"""

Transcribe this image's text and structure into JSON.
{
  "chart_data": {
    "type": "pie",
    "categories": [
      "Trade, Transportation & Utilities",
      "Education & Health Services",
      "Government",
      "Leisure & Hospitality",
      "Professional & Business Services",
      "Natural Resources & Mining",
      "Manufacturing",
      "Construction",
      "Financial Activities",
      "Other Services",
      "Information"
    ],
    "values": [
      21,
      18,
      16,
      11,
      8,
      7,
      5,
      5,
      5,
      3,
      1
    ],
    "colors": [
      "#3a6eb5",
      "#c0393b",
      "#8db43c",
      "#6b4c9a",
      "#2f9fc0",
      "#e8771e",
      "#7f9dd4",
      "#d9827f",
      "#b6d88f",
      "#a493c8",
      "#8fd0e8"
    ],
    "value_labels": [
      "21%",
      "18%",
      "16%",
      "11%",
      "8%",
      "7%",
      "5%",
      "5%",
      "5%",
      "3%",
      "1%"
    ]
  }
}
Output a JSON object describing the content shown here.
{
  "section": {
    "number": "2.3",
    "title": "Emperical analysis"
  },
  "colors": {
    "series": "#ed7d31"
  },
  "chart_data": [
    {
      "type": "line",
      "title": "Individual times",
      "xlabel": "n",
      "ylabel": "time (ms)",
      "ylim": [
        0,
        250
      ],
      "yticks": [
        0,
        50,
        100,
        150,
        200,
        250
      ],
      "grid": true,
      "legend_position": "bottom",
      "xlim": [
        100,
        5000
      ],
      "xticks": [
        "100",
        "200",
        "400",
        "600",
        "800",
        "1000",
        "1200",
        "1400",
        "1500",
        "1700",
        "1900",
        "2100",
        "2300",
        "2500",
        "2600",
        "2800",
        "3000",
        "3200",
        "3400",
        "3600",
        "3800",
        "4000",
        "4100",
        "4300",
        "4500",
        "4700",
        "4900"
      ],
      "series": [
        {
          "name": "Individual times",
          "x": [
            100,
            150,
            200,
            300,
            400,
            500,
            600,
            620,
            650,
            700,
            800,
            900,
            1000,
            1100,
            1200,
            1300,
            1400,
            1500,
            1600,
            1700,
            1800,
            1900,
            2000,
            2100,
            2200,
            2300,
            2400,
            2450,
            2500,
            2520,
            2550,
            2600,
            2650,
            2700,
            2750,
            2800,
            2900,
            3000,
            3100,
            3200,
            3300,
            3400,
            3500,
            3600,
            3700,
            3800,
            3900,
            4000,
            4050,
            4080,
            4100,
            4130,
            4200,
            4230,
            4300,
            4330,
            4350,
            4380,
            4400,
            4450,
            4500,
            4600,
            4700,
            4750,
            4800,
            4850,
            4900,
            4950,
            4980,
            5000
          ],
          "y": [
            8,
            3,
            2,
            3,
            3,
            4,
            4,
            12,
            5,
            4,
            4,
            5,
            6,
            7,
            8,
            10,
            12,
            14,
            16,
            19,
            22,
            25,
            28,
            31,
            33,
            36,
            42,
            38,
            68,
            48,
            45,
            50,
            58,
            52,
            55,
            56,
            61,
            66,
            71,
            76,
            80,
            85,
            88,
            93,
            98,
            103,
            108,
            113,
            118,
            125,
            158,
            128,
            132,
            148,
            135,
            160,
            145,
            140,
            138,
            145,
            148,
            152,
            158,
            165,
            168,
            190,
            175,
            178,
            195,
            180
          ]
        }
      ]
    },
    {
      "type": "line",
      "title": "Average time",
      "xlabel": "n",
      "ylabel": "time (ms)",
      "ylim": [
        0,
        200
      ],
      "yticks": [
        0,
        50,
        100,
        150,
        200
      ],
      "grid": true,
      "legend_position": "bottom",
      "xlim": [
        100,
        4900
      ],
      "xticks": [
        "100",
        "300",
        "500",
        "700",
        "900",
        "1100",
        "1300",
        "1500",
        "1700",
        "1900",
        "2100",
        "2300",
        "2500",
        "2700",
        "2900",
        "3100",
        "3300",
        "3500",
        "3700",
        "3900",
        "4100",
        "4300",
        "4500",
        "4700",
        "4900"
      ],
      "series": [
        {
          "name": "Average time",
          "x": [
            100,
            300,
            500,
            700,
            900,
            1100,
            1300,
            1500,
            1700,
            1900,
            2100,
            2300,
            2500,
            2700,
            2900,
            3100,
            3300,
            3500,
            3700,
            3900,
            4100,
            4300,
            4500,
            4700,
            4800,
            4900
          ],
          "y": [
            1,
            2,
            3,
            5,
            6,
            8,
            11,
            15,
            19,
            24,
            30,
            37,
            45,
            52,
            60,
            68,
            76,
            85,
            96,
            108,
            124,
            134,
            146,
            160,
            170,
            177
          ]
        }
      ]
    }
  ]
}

"""

*WHAT YOU SHOULD DO*.
Copy out the material above in its entirety. Every detail must match.

*EXERCISE SOLUTION*.
Transcribe this image's text and structure into JSON.
{
  "chart_data": {
    "type": "pie",
    "categories": [
      "Trade, Transportation & Utilities",
      "Education & Health Services",
      "Government",
      "Leisure & Hospitality",
      "Professional & Business Services",
      "Natural Resources & Mining",
      "Manufacturing",
      "Construction",
      "Financial Activities",
      "Other Services",
      "Information"
    ],
    "values": [
      21,
      18,
      16,
      11,
      8,
      7,
      5,
      5,
      5,
      3,
      1
    ],
    "colors": [
      "#3a6eb5",
      "#c0393b",
      "#8db43c",
      "#6b4c9a",
      "#2f9fc0",
      "#e8771e",
      "#7f9dd4",
      "#d9827f",
      "#b6d88f",
      "#a493c8",
      "#8fd0e8"
    ],
    "value_labels": [
      "21%",
      "18%",
      "16%",
      "11%",
      "8%",
      "7%",
      "5%",
      "5%",
      "5%",
      "3%",
      "1%"
    ]
  }
}
Output a JSON object describing the content shown here.
{
  "section": {
    "number": "2.3",
    "title": "Emperical analysis"
  },
  "colors": {
    "series": "#ed7d31"
  },
  "chart_data": [
    {
      "type": "line",
      "title": "Individual times",
      "xlabel": "n",
      "ylabel": "time (ms)",
      "ylim": [
        0,
        250
      ],
      "yticks": [
        0,
        50,
        100,
        150,
        200,
        250
      ],
      "grid": true,
      "legend_position": "bottom",
      "xlim": [
        100,
        5000
      ],
      "xticks": [
        "100",
        "200",
        "400",
        "600",
        "800",
        "1000",
        "1200",
        "1400",
        "1500",
        "1700",
        "1900",
        "2100",
        "2300",
        "2500",
        "2600",
        "2800",
        "3000",
        "3200",
        "3400",
        "3600",
        "3800",
        "4000",
        "4100",
        "4300",
        "4500",
        "4700",
        "4900"
      ],
      "series": [
        {
          "name": "Individual times",
          "x": [
            100,
            150,
            200,
            300,
            400,
            500,
            600,
            620,
            650,
            700,
            800,
            900,
            1000,
            1100,
            1200,
            1300,
            1400,
            1500,
            1600,
            1700,
            1800,
            1900,
            2000,
            2100,
            2200,
            2300,
            2400,
            2450,
            2500,
            2520,
            2550,
            2600,
            2650,
            2700,
            2750,
            2800,
            2900,
            3000,
            3100,
            3200,
            3300,
            3400,
            3500,
            3600,
            3700,
            3800,
            3900,
            4000,
            4050,
            4080,
            4100,
            4130,
            4200,
            4230,
            4300,
            4330,
            4350,
            4380,
            4400,
            4450,
            4500,
            4600,
            4700,
            4750,
            4800,
            4850,
            4900,
            4950,
            4980,
            5000
          ],
          "y": [
            8,
            3,
            2,
            3,
            3,
            4,
            4,
            12,
            5,
            4,
            4,
            5,
            6,
            7,
            8,
            10,
            12,
            14,
            16,
            19,
            22,
            25,
            28,
            31,
            33,
            36,
            42,
            38,
            68,
            48,
            45,
            50,
            58,
            52,
            55,
            56,
            61,
            66,
            71,
            76,
            80,
            85,
            88,
            93,
            98,
            103,
            108,
            113,
            118,
            125,
            158,
            128,
            132,
            148,
            135,
            160,
            145,
            140,
            138,
            145,
            148,
            152,
            158,
            165,
            168,
            190,
            175,
            178,
            195,
            180
          ]
        }
      ]
    },
    {
      "type": "line",
      "title": "Average time",
      "xlabel": "n",
      "ylabel": "time (ms)",
      "ylim": [
        0,
        200
      ],
      "yticks": [
        0,
        50,
        100,
        150,
        200
      ],
      "grid": true,
      "legend_position": "bottom",
      "xlim": [
        100,
        4900
      ],
      "xticks": [
        "100",
        "300",
        "500",
        "700",
        "900",
        "1100",
        "1300",
        "1500",
        "1700",
        "1900",
        "2100",
        "2300",
        "2500",
        "2700",
        "2900",
        "3100",
        "3300",
        "3500",
        "3700",
        "3900",
        "4100",
        "4300",
        "4500",
        "4700",
        "4900"
      ],
      "series": [
        {
          "name": "Average time",
          "x": [
            100,
            300,
            500,
            700,
            900,
            1100,
            1300,
            1500,
            1700,
            1900,
            2100,
            2300,
            2500,
            2700,
            2900,
            3100,
            3300,
            3500,
            3700,
            3900,
            4100,
            4300,
            4500,
            4700,
            4800,
            4900
          ],
          "y": [
            1,
            2,
            3,
            5,
            6,
            8,
            11,
            15,
            19,
            24,
            30,
            37,
            45,
            52,
            60,
            68,
            76,
            85,
            96,
            108,
            124,
            134,
            146,
            160,
            170,
            177
          ]
        }
      ]
    }
  ]
}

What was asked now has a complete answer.